§ Passage:

Our ENCORE performance of Saints on the Seas is this Friday...like 2 days from now...Eeeek! Details:

Saints on the Seas - a Musical Journey of Faith

Friday, Sept 26, 2008

8:00 pm

Tickets $8 available at http://www.coriconnors.com/ or at the door

Jefferson Hall 2604 Jefferson Ave OGDEN UT


I love doing this show. I'm not sure if its that I love the stories of my ancestors, both by faith and by blood, or if it is that I get to play music with people I love. Probably both. Last night at midnight I was listening through our day's work and each voice just made me tingle: Johnny's wonderful vocal and guitar style on The Leaving of Liverpool (I love singing harmonies with my son!) Tom's great edgy rendition of Haul Away Joe and Gael's lively hammers bouncing off the strings of her dulcimer next to him; Carla standing right next to me and feeling in tune with her, musically and otherwise--she is truly a sister-friend. And that Dave Eskelsen--he's gentle and steady and strong...on guitar, in his voice, and really, in every other way! Then of course there is one of my favorite all-time-people, Mark Robinette, whose talent is exceeded only by his kindness and great humor! His daughter Maura is getting married today and Judge Dave gets to marry them! (and I get to sing!) I can't believe Maura is this old. And what a great companion she has!

Last night (very late) I was typing up things for the CD cover and I realized what a family affair this project is! I love to hear Dave's voice in the narration. It comforts me, and I don't even care what it is he is saying! And my sister Libby does all the video work and reads one entry on the CD because the entry (read by Gael in the show) had too much distortion in the microphone on the live show. And my niece-in-love Katie Riggs Hansen is the other narrator. Before Katie it was our Kate who read that part, but she had to go and move to Houston! And before Kate, it was our Sarah who read that part, but she had to go and move to Kansas City! Good thing we have a big family! I just love creating together with these people!

So now I'd better go gather my goods and head into the studio! AHOY!

Thursday, September 11, 2008

WHERE WERE YOU?

9/11 September 11, 2008

It was morning and I had not yet showered and dressed. Late summer, with the peaches heavy in the trees and kids back in school. September always brings the relief of routine, a sort of emotional hunkering down. The flow of “back to school” having in my life only a tiny handful of years’ break between being a student and being the parent of students. I crave September like I crave the corn of August and the Manning’s harvest of early Alberta’s that I peel and chunk into fresh peach pie. I was savoring the taste of September; the independence, the freshness of being alone in the house while the kids were safe in their classrooms, the bedroom window left open to welcome crisp September morning air. Then the phone rang.
“Turn on your TV.” It was Libby, her voice a strange blend of anxious and sober. “What’s wrong?” Like a mounting wave I felt the rise of impending doom. I could sense it in her voice. Sometimes you know someone so well you can hear their message without their words. I found the remote at the side of the bed as I held the phone in my other hand.
“What channel?”
“Doesn’t matter.”
Smoke was rising from a tall building. “What is that?” I asked Libby, before I could comprehend what the newscasters were saying. A plane had crashed into one of the twin towers of the World Trade Center. Smack into it, like it meant to do it. Plumes of fire and smoke evolved in the minutes that followed, and then, as if it were a show with average special effects, another plane flew into the other tower. “Did you see that? What happened? Is this real?” We agreed to just watch, and I hung up the phone.

§ Data:
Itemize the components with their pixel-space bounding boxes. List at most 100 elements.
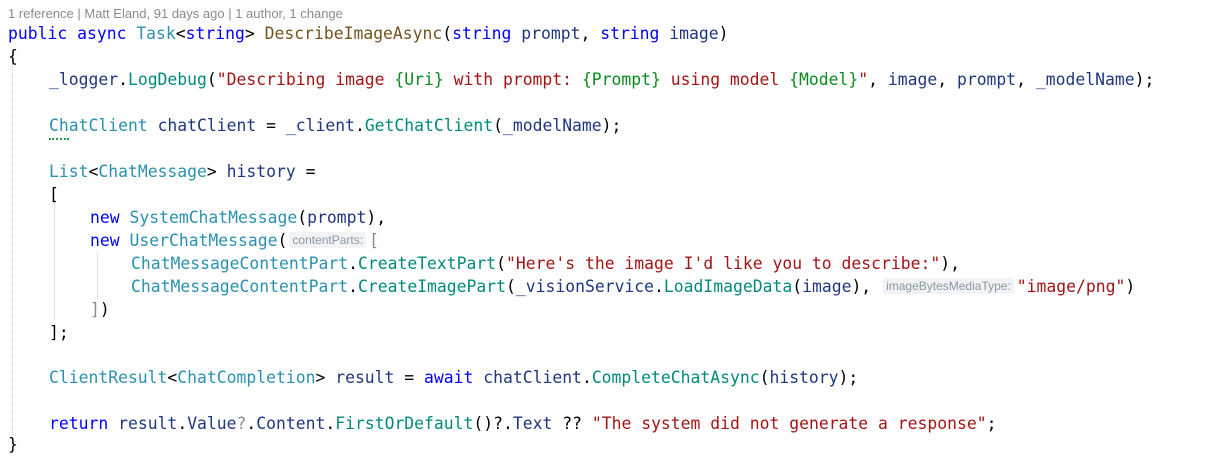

§ Requirements:
1) In the post, what is the price of a ticket to Saints on the Seas?
2) Copy exactly the part of the post that opens with the words containing "Last night (very" and closes with "WHERE WERE YOU?".

§ Outputs for the tasks:
1) Tickets cost $8.

2)
Last night (very late) I was typing up things for the CD cover and I realized what a family affair this project is! I love to hear Dave's voice in the narration. It comforts me, and I don't even care what it is he is saying! And my sister Libby does all the video work and reads one entry on the CD because the entry (read by Gael in the show) had too much distortion in the microphone on the live show. And my niece-in-love Katie Riggs Hansen is the other narrator. Before Katie it was our Kate who read that part, but she had to go and move to Houston! And before Kate, it was our Sarah who read that part, but she had to go and move to Kansas City! Good thing we have a big family! I just love creating together with these people!

So now I'd better go gather my goods and head into the studio! AHOY!

Thursday, September 11, 2008

WHERE WERE YOU?